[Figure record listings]
--- START ---

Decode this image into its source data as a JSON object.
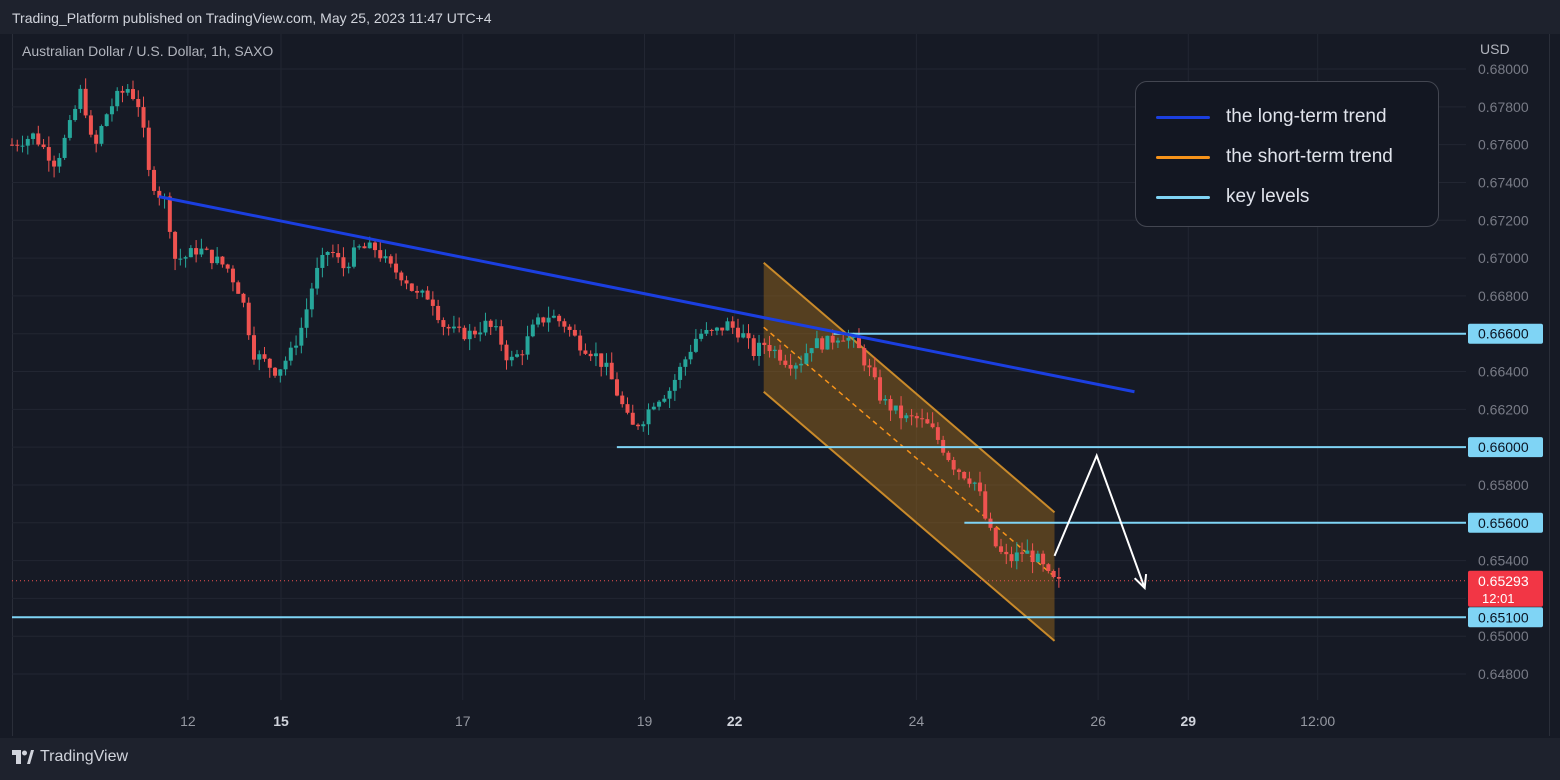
{
  "header": {
    "published": "Trading_Platform published on TradingView.com, May 25, 2023 11:47 UTC+4"
  },
  "chart_data": {
    "type": "candlestick",
    "symbol_title": "Australian Dollar / U.S. Dollar, 1h, SAXO",
    "currency": "USD",
    "ylim": [
      0.647,
      0.6815
    ],
    "y_ticks": [
      "0.68000",
      "0.67800",
      "0.67600",
      "0.67400",
      "0.67200",
      "0.67000",
      "0.66800",
      "0.66600",
      "0.66400",
      "0.66200",
      "0.66000",
      "0.65800",
      "0.65600",
      "0.65400",
      "0.65200",
      "0.65000",
      "0.64800"
    ],
    "x_ticks": [
      {
        "label": "12",
        "pos": 0.121,
        "bold": false
      },
      {
        "label": "15",
        "pos": 0.185,
        "bold": true
      },
      {
        "label": "17",
        "pos": 0.31,
        "bold": false
      },
      {
        "label": "19",
        "pos": 0.435,
        "bold": false
      },
      {
        "label": "22",
        "pos": 0.497,
        "bold": true
      },
      {
        "label": "24",
        "pos": 0.622,
        "bold": false
      },
      {
        "label": "26",
        "pos": 0.747,
        "bold": false
      },
      {
        "label": "29",
        "pos": 0.809,
        "bold": true
      },
      {
        "label": "12:00",
        "pos": 0.898,
        "bold": false
      }
    ],
    "candles_anchor": [
      [
        0.0,
        0.676
      ],
      [
        0.015,
        0.6765
      ],
      [
        0.03,
        0.675
      ],
      [
        0.04,
        0.677
      ],
      [
        0.048,
        0.679
      ],
      [
        0.056,
        0.6755
      ],
      [
        0.064,
        0.6775
      ],
      [
        0.072,
        0.6785
      ],
      [
        0.08,
        0.679
      ],
      [
        0.088,
        0.678
      ],
      [
        0.094,
        0.6745
      ],
      [
        0.1,
        0.6735
      ],
      [
        0.106,
        0.673
      ],
      [
        0.112,
        0.67
      ],
      [
        0.118,
        0.67
      ],
      [
        0.128,
        0.6705
      ],
      [
        0.138,
        0.67
      ],
      [
        0.148,
        0.6695
      ],
      [
        0.158,
        0.668
      ],
      [
        0.166,
        0.665
      ],
      [
        0.174,
        0.6645
      ],
      [
        0.182,
        0.664
      ],
      [
        0.192,
        0.665
      ],
      [
        0.2,
        0.6665
      ],
      [
        0.208,
        0.669
      ],
      [
        0.218,
        0.6705
      ],
      [
        0.228,
        0.6695
      ],
      [
        0.238,
        0.6705
      ],
      [
        0.25,
        0.6705
      ],
      [
        0.26,
        0.6695
      ],
      [
        0.27,
        0.669
      ],
      [
        0.278,
        0.668
      ],
      [
        0.288,
        0.668
      ],
      [
        0.296,
        0.6665
      ],
      [
        0.306,
        0.666
      ],
      [
        0.316,
        0.666
      ],
      [
        0.326,
        0.6665
      ],
      [
        0.334,
        0.666
      ],
      [
        0.342,
        0.6645
      ],
      [
        0.35,
        0.665
      ],
      [
        0.36,
        0.6665
      ],
      [
        0.37,
        0.667
      ],
      [
        0.38,
        0.6665
      ],
      [
        0.39,
        0.6655
      ],
      [
        0.4,
        0.665
      ],
      [
        0.41,
        0.664
      ],
      [
        0.418,
        0.6625
      ],
      [
        0.426,
        0.661
      ],
      [
        0.434,
        0.6615
      ],
      [
        0.442,
        0.6625
      ],
      [
        0.452,
        0.663
      ],
      [
        0.462,
        0.6645
      ],
      [
        0.472,
        0.666
      ],
      [
        0.482,
        0.666
      ],
      [
        0.492,
        0.6665
      ],
      [
        0.502,
        0.666
      ],
      [
        0.51,
        0.665
      ],
      [
        0.518,
        0.6655
      ],
      [
        0.526,
        0.665
      ],
      [
        0.534,
        0.6645
      ],
      [
        0.542,
        0.6645
      ],
      [
        0.55,
        0.6655
      ],
      [
        0.56,
        0.6655
      ],
      [
        0.57,
        0.666
      ],
      [
        0.58,
        0.6655
      ],
      [
        0.59,
        0.664
      ],
      [
        0.598,
        0.6625
      ],
      [
        0.606,
        0.662
      ],
      [
        0.614,
        0.6615
      ],
      [
        0.622,
        0.6615
      ],
      [
        0.632,
        0.661
      ],
      [
        0.64,
        0.66
      ],
      [
        0.648,
        0.659
      ],
      [
        0.656,
        0.6585
      ],
      [
        0.664,
        0.658
      ],
      [
        0.67,
        0.656
      ],
      [
        0.678,
        0.6545
      ],
      [
        0.686,
        0.654
      ],
      [
        0.696,
        0.6545
      ],
      [
        0.706,
        0.654
      ],
      [
        0.714,
        0.653
      ],
      [
        0.72,
        0.6528
      ]
    ],
    "indicators": {
      "long_term_trend": {
        "color": "#1b3fe0",
        "points": [
          [
            0.101,
            0.67325
          ],
          [
            0.772,
            0.66293
          ]
        ]
      },
      "channel": {
        "fill": "#a16c1a",
        "border": "#c98a2a",
        "upper": [
          [
            0.517,
            0.66975
          ],
          [
            0.717,
            0.65655
          ]
        ],
        "lower": [
          [
            0.517,
            0.66293
          ],
          [
            0.717,
            0.64975
          ]
        ],
        "median": [
          [
            0.517,
            0.66634
          ],
          [
            0.717,
            0.65315
          ]
        ]
      },
      "key_levels": [
        {
          "price": "0.66600",
          "value": 0.666,
          "x_start": 0.565
        },
        {
          "price": "0.66000",
          "value": 0.66,
          "x_start": 0.416
        },
        {
          "price": "0.65600",
          "value": 0.656,
          "x_start": 0.655
        },
        {
          "price": "0.65100",
          "value": 0.651,
          "x_start": 0.0
        }
      ],
      "projection_path": [
        [
          0.717,
          0.65425
        ],
        [
          0.746,
          0.65955
        ],
        [
          0.779,
          0.65255
        ]
      ],
      "current_price": {
        "price": "0.65293",
        "value": 0.65293,
        "countdown": "12:01"
      }
    },
    "legend": [
      {
        "label": "the long-term trend",
        "color": "#1b3fe0"
      },
      {
        "label": "the short-term trend",
        "color": "#f7931a"
      },
      {
        "label": "key levels",
        "color": "#7fd4f5"
      }
    ]
  },
  "footer": {
    "brand": "TradingView"
  }
}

--- END ---

*The task*
Look through the material above. Copy each line where the word "TradingView" appears.

*Result*
    "published": "Trading_Platform published on TradingView.com, May 25, 2023 11:47 UTC+4"
    "brand": "TradingView"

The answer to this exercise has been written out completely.